**What the exercise asks:** Where a line contains the word "theme", copy that line in full.

++++++++++++++++++++

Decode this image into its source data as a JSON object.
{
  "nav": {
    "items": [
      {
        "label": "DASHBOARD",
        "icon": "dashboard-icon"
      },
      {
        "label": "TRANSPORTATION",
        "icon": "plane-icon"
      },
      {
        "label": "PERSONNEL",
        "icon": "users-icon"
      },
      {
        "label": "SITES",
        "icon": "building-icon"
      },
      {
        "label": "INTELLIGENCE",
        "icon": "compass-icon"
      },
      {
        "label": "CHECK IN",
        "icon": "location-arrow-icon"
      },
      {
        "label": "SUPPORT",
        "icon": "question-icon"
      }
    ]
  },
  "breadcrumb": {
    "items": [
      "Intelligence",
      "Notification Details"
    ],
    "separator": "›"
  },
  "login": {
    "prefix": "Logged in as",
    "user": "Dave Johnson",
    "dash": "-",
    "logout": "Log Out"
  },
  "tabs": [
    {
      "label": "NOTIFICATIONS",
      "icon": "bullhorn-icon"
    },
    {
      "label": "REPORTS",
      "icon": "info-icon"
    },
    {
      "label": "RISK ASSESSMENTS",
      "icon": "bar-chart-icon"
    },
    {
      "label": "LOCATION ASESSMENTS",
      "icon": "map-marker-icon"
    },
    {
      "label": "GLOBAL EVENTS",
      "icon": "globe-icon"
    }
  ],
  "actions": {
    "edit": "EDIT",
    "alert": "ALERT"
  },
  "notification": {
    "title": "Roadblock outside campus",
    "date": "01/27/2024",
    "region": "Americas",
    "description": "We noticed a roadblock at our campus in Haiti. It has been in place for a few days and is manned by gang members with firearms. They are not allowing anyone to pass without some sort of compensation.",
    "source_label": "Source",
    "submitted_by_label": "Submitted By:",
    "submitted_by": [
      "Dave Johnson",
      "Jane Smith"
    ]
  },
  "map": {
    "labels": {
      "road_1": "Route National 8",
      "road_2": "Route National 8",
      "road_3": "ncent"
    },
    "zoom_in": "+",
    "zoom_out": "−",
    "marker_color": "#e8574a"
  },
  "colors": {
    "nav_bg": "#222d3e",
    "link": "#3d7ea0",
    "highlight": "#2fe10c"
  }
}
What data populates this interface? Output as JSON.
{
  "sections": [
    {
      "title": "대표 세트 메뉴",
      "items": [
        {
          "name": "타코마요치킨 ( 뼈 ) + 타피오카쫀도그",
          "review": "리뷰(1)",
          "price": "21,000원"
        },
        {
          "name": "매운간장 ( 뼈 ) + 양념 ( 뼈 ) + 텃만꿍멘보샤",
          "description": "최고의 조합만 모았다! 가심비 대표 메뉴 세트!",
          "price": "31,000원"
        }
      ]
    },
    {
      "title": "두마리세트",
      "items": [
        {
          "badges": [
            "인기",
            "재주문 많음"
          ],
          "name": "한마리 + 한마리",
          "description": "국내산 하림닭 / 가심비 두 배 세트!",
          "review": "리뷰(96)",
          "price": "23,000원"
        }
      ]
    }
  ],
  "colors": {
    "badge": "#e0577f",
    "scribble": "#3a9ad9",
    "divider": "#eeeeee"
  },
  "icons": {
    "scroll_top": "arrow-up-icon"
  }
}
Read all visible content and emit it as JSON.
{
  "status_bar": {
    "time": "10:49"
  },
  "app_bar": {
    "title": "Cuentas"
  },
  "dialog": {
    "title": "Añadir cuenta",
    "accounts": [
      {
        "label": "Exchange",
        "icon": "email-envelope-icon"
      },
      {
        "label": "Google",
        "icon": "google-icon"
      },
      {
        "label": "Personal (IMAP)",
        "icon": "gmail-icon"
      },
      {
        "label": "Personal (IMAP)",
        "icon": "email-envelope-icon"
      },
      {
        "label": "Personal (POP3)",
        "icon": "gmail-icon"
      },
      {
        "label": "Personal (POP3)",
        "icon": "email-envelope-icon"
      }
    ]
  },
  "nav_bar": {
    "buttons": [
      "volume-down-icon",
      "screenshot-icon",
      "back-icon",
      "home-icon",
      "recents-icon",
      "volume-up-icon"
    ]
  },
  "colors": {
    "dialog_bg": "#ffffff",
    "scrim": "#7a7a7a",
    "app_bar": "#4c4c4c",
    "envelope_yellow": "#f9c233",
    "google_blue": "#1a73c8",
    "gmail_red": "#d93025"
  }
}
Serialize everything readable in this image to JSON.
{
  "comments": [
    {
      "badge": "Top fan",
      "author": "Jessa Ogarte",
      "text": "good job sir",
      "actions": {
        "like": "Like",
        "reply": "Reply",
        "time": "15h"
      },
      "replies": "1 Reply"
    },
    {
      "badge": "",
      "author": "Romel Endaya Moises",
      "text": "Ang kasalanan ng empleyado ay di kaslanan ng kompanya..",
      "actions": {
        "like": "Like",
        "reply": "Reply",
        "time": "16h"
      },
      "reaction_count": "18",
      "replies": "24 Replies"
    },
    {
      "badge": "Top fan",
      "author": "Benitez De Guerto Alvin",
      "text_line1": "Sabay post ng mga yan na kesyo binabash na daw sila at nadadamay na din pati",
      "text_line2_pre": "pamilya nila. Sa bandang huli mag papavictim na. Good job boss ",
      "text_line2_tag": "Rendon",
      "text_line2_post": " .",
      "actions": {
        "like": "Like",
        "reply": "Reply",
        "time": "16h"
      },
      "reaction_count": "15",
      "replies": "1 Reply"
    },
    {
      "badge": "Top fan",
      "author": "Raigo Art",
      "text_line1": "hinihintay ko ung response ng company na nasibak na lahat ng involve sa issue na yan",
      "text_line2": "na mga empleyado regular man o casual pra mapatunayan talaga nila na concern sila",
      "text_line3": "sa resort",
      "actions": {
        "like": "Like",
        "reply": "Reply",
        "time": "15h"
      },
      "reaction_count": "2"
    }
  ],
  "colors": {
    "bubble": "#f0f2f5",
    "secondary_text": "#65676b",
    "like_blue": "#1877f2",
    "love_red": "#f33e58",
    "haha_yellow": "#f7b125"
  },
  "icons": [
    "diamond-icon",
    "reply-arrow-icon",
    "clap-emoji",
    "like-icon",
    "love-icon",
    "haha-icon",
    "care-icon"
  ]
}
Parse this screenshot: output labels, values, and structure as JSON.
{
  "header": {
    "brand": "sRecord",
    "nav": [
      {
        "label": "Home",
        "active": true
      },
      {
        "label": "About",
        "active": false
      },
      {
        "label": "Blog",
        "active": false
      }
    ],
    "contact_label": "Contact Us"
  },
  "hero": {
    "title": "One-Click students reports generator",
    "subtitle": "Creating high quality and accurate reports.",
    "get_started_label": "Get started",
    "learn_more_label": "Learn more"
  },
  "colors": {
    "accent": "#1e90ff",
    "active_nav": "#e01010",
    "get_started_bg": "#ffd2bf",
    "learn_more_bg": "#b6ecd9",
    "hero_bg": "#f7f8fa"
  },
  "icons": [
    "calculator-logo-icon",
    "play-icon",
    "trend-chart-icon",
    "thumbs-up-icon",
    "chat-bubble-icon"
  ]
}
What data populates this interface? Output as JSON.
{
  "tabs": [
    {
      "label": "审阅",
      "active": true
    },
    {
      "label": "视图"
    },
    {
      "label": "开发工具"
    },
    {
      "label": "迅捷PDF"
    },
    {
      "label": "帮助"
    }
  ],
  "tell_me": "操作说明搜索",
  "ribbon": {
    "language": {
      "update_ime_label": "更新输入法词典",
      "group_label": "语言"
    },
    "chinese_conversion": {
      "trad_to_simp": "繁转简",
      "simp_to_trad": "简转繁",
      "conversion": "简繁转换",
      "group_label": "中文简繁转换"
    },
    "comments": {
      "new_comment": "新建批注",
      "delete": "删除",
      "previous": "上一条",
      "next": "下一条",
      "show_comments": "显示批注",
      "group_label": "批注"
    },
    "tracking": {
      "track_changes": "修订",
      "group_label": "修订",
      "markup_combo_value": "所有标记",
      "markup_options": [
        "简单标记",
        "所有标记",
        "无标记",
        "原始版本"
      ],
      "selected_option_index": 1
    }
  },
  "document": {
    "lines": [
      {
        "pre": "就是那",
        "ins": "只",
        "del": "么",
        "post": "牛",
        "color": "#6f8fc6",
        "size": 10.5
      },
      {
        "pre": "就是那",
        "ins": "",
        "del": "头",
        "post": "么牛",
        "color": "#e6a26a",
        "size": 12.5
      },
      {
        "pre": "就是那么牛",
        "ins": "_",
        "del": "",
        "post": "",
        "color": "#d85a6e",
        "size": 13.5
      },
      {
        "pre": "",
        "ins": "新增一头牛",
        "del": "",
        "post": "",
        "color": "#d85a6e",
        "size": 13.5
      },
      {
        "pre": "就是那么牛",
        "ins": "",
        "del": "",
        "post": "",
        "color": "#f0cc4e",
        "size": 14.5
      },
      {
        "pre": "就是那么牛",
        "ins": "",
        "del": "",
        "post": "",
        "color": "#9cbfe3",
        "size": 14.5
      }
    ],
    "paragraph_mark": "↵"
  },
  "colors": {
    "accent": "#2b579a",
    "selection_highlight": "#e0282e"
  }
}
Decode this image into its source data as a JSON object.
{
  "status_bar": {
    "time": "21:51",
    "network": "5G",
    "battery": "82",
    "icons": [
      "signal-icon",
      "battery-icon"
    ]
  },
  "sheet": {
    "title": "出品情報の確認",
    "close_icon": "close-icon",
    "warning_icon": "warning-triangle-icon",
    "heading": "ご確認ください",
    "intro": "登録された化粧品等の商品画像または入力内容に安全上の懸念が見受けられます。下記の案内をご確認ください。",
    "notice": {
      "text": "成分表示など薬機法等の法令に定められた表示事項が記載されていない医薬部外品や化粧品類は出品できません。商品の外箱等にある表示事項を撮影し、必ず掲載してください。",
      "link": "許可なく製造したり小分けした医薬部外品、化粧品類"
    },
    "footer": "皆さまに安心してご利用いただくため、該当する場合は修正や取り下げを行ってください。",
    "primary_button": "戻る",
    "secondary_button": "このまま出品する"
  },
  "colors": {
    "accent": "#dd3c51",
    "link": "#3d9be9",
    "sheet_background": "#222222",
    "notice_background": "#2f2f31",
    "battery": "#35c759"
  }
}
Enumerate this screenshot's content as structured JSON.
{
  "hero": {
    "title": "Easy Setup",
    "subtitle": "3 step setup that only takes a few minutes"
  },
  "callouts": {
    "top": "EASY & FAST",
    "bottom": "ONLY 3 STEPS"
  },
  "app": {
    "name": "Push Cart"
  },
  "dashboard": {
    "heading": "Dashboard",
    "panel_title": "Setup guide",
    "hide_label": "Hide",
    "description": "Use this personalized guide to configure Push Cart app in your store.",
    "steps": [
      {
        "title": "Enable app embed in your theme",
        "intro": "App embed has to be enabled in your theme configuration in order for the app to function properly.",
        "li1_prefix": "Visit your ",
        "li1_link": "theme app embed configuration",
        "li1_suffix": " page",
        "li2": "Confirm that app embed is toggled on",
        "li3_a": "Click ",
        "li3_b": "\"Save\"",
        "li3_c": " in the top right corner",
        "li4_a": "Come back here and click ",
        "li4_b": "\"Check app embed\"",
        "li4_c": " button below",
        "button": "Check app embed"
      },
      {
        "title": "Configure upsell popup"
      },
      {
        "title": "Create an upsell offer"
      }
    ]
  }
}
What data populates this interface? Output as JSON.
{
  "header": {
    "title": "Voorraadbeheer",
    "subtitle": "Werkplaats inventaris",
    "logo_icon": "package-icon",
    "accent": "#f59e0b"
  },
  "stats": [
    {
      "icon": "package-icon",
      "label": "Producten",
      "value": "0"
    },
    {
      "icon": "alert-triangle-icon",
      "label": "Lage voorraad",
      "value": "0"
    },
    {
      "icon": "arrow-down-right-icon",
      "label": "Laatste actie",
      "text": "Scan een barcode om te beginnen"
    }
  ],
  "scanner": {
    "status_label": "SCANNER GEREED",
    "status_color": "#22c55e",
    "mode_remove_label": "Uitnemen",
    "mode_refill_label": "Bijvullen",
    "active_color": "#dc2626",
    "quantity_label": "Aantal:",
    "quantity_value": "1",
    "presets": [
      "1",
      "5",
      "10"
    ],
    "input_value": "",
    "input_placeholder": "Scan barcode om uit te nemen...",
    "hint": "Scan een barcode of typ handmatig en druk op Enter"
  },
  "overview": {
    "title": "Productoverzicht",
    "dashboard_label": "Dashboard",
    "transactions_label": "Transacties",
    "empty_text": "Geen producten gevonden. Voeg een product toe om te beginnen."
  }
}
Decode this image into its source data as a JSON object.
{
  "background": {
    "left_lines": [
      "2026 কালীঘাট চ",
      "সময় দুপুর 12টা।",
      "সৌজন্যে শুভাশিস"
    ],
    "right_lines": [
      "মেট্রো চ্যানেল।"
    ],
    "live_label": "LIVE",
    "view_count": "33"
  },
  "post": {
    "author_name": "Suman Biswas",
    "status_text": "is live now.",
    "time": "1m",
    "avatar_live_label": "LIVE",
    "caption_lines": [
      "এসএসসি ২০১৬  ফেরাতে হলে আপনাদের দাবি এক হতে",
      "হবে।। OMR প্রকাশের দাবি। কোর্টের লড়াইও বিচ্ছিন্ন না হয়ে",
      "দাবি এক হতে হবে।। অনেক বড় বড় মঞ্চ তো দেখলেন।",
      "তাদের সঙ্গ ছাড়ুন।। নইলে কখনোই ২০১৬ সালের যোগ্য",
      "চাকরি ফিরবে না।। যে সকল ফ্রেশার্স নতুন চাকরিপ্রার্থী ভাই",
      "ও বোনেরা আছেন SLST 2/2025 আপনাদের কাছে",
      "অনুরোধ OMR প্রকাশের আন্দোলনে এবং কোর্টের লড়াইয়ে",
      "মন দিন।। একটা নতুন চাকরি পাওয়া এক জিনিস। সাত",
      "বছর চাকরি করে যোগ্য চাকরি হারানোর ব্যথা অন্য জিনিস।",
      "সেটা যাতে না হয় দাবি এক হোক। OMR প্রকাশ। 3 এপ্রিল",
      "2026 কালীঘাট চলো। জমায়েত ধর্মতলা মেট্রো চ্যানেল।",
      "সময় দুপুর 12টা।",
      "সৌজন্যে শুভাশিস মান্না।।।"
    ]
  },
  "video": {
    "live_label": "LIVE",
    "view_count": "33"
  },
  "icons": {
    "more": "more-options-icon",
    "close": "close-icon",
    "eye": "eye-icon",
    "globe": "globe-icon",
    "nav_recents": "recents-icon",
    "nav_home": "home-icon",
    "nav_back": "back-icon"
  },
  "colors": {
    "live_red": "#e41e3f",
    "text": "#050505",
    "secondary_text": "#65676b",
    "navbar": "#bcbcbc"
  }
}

++++++++++++++++++++

**Response for this exercise:**
        "title": "Enable app embed in your theme",
        "intro": "App embed has to be enabled in your theme configuration in order for the app to function properly.",
        "li1_link": "theme app embed configuration",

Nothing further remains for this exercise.